>> begin EXTRACTED ENTRIES

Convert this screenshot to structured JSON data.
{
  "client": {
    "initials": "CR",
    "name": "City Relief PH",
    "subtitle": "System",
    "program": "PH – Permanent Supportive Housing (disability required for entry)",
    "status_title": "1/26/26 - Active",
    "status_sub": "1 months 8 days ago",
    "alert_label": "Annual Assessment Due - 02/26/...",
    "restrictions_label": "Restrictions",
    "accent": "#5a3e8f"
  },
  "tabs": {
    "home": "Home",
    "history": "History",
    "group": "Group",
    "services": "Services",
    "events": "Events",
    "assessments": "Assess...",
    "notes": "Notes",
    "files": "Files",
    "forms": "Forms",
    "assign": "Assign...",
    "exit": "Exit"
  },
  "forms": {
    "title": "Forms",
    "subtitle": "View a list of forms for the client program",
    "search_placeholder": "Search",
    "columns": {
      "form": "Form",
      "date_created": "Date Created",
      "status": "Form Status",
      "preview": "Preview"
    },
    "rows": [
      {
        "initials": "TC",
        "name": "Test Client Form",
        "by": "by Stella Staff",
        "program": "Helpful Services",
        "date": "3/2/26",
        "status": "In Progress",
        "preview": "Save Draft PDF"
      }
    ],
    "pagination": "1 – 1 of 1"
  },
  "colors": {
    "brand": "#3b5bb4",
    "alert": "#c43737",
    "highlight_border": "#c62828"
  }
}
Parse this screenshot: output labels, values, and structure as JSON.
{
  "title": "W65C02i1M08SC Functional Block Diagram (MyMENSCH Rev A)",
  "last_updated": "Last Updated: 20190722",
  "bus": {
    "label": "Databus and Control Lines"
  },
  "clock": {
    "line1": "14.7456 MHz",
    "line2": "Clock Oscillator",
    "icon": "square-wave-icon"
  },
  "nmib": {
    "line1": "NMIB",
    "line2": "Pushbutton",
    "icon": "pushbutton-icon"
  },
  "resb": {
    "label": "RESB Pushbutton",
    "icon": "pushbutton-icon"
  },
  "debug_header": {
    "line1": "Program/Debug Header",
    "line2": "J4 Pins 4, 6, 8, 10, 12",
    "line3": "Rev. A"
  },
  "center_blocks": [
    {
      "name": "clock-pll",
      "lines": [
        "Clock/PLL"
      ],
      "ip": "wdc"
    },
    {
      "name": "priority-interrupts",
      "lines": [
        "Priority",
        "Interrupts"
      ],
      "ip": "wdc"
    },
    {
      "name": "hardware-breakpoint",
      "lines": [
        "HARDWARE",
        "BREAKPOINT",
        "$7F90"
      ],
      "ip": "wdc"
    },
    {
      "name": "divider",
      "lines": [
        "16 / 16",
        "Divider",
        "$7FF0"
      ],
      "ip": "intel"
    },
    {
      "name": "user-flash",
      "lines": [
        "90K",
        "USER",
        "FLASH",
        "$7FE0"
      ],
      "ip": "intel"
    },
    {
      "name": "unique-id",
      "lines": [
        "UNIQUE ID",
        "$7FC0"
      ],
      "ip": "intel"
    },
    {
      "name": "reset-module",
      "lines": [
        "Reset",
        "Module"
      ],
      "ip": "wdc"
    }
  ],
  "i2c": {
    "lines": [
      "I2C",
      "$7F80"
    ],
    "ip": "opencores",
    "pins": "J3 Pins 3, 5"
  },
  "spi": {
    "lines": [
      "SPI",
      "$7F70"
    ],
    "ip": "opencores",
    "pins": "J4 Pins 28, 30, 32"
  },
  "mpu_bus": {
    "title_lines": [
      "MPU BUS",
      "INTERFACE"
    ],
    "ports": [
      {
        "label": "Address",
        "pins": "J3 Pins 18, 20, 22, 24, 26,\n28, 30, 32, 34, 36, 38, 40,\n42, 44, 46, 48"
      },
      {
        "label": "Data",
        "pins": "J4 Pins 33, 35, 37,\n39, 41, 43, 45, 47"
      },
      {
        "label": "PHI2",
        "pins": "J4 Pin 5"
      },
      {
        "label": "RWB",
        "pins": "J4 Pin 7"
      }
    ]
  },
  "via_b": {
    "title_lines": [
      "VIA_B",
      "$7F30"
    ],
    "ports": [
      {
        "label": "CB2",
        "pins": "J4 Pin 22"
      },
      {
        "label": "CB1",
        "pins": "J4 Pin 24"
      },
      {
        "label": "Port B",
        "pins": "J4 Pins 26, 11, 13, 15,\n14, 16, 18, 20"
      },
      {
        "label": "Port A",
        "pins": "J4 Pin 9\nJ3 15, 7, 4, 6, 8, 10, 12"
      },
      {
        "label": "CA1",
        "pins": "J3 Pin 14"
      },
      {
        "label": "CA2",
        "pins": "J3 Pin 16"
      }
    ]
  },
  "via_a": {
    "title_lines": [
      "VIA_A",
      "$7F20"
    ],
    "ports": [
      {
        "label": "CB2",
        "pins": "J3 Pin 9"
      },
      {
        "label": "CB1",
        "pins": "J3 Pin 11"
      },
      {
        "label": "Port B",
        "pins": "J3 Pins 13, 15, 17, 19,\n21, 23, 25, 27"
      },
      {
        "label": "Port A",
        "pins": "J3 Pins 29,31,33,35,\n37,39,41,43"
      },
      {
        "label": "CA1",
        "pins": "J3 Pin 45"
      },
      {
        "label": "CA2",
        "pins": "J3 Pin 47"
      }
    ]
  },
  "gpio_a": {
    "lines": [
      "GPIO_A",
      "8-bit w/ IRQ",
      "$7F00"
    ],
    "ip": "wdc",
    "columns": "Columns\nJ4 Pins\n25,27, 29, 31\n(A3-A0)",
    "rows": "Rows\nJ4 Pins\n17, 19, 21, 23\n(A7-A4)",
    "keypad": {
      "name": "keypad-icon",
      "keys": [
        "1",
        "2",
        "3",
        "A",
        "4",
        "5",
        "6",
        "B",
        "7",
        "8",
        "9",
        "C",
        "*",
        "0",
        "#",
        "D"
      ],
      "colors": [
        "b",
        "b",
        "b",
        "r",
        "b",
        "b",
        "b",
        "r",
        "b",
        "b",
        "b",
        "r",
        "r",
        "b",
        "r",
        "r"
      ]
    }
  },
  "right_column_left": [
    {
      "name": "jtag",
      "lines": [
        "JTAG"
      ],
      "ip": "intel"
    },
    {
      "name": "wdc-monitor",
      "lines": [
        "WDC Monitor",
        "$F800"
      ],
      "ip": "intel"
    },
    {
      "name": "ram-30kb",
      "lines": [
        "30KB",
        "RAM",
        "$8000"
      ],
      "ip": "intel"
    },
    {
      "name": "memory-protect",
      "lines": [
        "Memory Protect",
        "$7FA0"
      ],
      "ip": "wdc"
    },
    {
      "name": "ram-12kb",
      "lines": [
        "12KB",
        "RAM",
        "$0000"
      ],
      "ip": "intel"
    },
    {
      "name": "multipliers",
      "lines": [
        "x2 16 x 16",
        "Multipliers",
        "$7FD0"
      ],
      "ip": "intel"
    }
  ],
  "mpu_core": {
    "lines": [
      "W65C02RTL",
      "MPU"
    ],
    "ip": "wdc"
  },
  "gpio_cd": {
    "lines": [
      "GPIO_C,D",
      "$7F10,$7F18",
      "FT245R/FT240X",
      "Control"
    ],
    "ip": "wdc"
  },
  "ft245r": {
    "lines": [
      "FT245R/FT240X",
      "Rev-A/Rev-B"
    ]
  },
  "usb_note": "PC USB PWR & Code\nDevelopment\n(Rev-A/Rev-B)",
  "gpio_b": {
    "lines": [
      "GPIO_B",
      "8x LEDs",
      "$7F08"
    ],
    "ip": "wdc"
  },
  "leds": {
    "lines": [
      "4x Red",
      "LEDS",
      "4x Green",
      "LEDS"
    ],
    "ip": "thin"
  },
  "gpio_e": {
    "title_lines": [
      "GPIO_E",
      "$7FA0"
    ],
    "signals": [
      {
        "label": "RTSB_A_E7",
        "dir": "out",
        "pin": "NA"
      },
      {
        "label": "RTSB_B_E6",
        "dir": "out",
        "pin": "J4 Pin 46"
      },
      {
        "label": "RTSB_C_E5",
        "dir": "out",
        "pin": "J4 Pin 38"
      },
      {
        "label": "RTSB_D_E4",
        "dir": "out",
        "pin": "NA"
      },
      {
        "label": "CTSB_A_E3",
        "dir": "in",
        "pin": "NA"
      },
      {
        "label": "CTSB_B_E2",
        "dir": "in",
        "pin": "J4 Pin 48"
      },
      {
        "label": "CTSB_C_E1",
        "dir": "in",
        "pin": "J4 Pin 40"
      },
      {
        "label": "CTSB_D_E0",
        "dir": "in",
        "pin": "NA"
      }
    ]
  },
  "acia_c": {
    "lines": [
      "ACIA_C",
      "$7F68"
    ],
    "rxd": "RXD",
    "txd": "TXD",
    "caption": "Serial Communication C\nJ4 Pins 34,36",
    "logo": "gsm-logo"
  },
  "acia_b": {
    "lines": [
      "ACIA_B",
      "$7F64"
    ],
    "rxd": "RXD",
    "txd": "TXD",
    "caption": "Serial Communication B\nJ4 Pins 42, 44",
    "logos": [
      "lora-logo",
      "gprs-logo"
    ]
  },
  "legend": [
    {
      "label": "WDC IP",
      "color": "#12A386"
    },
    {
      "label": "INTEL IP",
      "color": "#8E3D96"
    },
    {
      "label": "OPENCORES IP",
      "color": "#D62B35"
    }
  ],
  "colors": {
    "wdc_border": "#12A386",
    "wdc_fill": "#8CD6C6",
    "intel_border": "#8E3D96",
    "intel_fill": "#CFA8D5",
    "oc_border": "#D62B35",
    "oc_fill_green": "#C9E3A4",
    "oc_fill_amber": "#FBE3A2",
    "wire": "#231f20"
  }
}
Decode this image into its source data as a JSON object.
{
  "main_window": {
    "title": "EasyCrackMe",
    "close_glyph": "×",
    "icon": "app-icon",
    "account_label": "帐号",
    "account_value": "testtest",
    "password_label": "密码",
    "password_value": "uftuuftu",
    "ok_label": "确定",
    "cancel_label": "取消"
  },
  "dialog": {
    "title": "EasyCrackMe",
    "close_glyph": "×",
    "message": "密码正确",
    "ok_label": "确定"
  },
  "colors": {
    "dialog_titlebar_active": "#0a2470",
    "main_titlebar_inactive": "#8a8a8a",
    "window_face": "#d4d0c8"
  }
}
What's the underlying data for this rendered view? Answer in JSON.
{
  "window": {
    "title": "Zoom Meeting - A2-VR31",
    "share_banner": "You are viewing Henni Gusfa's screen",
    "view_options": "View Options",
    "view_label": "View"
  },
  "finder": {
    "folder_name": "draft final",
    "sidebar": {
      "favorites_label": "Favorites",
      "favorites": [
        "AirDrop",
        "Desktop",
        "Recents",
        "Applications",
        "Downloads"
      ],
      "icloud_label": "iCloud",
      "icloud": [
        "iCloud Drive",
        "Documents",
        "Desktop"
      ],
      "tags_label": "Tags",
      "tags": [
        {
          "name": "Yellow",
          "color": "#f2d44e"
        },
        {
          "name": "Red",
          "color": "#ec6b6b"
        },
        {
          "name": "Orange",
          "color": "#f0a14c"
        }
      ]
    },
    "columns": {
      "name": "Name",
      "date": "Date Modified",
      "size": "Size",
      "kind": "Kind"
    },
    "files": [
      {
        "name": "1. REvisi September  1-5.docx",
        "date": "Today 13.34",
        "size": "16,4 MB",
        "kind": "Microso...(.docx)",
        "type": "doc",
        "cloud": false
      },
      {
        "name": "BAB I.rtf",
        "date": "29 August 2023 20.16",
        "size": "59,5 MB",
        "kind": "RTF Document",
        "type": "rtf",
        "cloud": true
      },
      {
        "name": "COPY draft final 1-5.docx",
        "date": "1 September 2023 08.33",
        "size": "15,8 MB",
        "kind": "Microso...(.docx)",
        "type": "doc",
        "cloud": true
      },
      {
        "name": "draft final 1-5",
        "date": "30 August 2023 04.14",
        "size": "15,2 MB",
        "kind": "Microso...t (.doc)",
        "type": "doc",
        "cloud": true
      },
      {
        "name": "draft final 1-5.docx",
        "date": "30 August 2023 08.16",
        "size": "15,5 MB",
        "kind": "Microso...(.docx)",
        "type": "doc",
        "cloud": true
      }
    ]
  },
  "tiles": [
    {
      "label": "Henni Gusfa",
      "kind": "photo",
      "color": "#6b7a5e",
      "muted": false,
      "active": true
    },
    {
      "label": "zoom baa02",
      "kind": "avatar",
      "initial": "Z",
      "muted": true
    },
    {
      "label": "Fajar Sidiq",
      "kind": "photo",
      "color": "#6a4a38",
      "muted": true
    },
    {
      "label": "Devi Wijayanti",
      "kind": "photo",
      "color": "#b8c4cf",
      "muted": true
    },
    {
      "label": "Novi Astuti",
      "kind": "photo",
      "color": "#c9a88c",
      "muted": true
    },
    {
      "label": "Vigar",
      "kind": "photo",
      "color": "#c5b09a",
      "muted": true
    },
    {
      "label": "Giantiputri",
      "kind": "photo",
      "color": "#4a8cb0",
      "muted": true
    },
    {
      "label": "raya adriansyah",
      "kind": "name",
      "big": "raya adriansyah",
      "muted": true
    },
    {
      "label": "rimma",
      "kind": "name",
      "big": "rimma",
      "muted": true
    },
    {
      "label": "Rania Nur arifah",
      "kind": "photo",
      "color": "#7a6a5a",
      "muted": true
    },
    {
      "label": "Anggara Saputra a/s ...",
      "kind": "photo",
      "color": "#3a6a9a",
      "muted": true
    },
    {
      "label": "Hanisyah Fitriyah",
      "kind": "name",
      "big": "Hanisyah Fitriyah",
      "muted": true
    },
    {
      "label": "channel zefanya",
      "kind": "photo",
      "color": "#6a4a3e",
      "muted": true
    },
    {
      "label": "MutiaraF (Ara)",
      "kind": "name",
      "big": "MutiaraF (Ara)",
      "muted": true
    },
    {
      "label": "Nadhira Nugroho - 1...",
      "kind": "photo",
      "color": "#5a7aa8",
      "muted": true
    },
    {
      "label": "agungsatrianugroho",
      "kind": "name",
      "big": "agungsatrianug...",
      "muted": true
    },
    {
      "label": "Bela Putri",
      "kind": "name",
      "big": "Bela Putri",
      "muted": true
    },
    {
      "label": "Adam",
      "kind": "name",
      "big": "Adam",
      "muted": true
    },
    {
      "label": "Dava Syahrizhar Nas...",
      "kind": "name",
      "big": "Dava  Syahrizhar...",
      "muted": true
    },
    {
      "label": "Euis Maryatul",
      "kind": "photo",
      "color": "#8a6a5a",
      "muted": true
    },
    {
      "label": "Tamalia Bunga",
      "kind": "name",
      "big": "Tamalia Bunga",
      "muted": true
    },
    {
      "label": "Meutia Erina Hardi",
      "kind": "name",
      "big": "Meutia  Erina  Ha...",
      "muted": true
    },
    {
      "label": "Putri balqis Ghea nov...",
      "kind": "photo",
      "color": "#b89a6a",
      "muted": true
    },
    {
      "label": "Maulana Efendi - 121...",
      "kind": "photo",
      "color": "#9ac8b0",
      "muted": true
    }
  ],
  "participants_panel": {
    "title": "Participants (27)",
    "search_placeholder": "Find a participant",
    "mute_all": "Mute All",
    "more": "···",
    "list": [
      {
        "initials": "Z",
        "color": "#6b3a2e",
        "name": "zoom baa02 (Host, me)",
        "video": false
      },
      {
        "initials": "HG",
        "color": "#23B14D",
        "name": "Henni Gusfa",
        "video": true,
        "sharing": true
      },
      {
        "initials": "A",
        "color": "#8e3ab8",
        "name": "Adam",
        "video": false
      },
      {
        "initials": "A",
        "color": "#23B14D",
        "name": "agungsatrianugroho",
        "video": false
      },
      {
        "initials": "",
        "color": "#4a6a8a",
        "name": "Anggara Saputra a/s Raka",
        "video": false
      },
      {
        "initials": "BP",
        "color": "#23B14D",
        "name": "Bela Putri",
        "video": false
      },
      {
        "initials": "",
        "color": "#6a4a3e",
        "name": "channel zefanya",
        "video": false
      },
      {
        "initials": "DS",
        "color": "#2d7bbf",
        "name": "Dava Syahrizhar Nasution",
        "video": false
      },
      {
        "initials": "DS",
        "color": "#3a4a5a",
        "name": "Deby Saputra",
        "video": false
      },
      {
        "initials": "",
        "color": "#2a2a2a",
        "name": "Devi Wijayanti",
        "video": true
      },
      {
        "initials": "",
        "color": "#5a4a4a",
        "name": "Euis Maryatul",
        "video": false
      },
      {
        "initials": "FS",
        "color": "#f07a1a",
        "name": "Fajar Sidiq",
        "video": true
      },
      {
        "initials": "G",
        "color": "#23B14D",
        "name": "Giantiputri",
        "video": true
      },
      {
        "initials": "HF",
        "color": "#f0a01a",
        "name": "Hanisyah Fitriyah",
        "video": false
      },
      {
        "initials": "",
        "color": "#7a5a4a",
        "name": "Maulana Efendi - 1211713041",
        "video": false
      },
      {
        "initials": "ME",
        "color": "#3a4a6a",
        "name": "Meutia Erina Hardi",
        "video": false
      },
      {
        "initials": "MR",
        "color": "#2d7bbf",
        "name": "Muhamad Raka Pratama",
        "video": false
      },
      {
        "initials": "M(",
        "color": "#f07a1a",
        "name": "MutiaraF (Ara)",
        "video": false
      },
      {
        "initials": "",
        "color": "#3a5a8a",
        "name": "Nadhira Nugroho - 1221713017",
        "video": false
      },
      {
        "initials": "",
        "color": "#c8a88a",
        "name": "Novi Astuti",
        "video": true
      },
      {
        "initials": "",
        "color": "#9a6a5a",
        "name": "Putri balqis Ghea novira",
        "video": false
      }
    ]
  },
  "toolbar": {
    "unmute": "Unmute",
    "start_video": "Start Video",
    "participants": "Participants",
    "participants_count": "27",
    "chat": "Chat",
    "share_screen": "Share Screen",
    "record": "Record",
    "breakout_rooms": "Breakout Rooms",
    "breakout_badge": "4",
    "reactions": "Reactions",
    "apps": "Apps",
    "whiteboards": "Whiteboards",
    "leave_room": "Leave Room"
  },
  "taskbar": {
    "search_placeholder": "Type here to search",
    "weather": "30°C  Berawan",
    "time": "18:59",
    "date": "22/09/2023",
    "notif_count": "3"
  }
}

>> end EXTRACTED ENTRIES

Find each line with the string "raya" and copy it out.

      "label": "raya adriansyah",
      "big": "raya adriansyah",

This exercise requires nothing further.